▶ **Direction**
State how many lines in the records hold the word "Mayer", giving the number and no other text.
— Start of Given records —
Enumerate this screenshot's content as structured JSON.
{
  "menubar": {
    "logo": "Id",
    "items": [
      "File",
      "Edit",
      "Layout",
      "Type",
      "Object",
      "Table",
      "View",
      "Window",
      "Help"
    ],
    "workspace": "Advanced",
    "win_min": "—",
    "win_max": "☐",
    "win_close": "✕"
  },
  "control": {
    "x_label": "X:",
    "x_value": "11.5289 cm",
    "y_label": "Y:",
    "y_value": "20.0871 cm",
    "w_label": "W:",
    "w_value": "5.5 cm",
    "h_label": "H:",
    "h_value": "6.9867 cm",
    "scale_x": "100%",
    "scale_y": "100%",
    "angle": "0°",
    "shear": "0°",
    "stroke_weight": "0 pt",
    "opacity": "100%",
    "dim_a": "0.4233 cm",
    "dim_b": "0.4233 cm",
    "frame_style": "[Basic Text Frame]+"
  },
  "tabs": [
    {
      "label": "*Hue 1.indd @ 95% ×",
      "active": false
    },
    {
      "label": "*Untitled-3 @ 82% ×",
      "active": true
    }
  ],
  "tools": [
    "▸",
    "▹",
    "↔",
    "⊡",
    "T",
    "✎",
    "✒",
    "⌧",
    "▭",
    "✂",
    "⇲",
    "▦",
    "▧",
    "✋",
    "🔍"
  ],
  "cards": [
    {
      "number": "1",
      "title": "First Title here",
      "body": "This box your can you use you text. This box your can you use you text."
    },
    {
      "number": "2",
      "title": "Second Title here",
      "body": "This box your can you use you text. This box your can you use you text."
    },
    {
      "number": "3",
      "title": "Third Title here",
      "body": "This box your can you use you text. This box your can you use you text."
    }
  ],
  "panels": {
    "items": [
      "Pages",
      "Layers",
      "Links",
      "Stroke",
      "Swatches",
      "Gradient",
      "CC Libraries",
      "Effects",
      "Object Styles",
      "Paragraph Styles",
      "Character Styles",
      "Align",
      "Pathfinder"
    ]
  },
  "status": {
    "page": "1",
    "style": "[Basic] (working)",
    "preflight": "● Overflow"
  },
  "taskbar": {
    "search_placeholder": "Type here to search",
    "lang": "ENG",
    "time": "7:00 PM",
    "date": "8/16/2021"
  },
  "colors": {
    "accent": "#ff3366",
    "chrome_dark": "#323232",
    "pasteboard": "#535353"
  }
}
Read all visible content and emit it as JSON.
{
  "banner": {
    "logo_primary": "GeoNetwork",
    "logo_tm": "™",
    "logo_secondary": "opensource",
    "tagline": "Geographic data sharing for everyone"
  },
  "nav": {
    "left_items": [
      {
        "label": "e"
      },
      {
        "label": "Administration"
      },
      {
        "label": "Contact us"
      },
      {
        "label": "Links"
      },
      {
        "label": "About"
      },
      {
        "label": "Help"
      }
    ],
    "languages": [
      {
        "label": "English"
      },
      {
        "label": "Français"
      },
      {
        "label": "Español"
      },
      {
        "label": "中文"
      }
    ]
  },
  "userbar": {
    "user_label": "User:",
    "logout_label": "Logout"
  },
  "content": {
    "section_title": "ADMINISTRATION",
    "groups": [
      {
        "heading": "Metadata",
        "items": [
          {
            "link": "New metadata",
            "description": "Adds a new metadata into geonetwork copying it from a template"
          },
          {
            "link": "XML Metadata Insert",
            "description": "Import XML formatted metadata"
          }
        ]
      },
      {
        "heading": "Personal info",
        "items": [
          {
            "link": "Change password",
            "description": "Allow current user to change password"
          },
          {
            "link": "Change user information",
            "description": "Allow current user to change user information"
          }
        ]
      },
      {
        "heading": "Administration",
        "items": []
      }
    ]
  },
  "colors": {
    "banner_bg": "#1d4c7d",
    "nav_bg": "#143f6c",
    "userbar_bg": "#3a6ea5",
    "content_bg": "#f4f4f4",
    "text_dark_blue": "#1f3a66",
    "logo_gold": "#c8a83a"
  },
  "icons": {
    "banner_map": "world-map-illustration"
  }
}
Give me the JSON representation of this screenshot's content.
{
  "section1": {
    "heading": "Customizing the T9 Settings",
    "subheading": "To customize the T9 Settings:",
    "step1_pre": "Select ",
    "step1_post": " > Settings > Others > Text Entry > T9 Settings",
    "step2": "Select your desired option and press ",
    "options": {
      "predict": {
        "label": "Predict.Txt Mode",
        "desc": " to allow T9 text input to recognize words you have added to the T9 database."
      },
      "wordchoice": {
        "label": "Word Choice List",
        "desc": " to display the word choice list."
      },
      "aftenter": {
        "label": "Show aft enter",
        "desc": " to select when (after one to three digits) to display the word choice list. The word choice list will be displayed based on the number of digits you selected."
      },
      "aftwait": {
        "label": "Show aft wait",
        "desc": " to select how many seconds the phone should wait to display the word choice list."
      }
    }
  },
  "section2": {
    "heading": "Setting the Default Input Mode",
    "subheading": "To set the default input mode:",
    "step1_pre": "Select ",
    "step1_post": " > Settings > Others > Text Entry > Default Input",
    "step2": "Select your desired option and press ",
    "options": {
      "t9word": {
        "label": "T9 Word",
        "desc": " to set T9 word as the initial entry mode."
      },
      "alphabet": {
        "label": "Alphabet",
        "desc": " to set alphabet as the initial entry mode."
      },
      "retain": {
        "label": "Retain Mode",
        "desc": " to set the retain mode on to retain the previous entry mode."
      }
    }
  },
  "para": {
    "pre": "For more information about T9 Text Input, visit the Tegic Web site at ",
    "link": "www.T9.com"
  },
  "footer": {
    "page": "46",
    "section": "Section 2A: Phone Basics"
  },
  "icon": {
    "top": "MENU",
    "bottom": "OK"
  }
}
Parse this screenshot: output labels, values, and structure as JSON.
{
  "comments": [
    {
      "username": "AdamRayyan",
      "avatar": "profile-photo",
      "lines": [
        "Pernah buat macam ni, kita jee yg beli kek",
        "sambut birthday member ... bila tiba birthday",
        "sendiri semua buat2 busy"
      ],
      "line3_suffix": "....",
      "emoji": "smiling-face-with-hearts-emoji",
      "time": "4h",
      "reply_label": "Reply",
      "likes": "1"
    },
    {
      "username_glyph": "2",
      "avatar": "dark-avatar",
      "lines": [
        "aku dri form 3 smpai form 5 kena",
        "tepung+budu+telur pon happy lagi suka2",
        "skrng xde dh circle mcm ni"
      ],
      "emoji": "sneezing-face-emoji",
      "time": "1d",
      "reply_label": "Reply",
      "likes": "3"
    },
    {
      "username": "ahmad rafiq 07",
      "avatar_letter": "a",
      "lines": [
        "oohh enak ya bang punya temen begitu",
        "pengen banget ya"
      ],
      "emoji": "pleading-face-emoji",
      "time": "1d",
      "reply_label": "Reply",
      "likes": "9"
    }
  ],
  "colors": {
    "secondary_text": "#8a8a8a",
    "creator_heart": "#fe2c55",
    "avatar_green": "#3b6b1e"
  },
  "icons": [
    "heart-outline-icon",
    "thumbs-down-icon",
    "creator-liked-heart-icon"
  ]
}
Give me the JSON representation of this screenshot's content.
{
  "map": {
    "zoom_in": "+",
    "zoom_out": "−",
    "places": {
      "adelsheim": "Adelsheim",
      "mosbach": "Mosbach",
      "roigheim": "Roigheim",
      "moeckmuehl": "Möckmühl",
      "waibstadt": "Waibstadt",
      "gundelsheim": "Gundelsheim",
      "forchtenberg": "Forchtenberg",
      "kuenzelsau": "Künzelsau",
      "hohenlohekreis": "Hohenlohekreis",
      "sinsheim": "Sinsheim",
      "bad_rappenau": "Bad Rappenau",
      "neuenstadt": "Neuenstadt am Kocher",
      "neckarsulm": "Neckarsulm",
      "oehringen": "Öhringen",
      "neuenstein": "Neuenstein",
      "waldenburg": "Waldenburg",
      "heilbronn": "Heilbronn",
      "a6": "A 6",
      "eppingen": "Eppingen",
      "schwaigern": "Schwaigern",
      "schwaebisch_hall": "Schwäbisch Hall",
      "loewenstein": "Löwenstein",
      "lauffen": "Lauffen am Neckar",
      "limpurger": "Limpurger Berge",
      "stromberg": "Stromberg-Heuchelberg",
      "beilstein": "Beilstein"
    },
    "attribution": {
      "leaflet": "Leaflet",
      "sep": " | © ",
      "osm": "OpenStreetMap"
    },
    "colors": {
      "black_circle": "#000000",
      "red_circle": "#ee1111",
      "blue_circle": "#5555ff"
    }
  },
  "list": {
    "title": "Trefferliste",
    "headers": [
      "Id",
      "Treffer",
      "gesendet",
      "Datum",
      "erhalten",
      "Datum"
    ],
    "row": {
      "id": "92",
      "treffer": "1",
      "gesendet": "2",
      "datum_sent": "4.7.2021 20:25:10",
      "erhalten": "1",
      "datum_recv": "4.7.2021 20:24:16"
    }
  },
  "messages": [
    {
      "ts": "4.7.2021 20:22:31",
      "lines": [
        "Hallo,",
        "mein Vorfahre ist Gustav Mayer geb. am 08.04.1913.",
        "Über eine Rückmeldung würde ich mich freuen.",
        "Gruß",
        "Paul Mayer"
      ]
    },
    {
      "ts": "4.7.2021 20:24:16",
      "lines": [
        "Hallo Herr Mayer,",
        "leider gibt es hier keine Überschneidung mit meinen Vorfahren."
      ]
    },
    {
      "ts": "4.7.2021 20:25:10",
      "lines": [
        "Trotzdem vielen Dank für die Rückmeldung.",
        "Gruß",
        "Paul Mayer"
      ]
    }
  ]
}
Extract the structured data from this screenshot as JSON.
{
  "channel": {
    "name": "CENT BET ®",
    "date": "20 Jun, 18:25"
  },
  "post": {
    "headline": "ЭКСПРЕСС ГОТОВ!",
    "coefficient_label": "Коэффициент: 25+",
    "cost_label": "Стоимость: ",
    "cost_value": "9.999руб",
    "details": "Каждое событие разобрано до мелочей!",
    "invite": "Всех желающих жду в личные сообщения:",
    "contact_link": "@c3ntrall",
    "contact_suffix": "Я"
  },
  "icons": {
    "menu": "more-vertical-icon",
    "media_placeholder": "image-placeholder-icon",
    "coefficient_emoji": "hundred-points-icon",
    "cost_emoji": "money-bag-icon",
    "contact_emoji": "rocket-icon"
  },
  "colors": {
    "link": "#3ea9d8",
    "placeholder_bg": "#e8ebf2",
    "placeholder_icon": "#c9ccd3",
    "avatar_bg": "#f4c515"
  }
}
— End of Given records —
▶ **Solution for this task**
4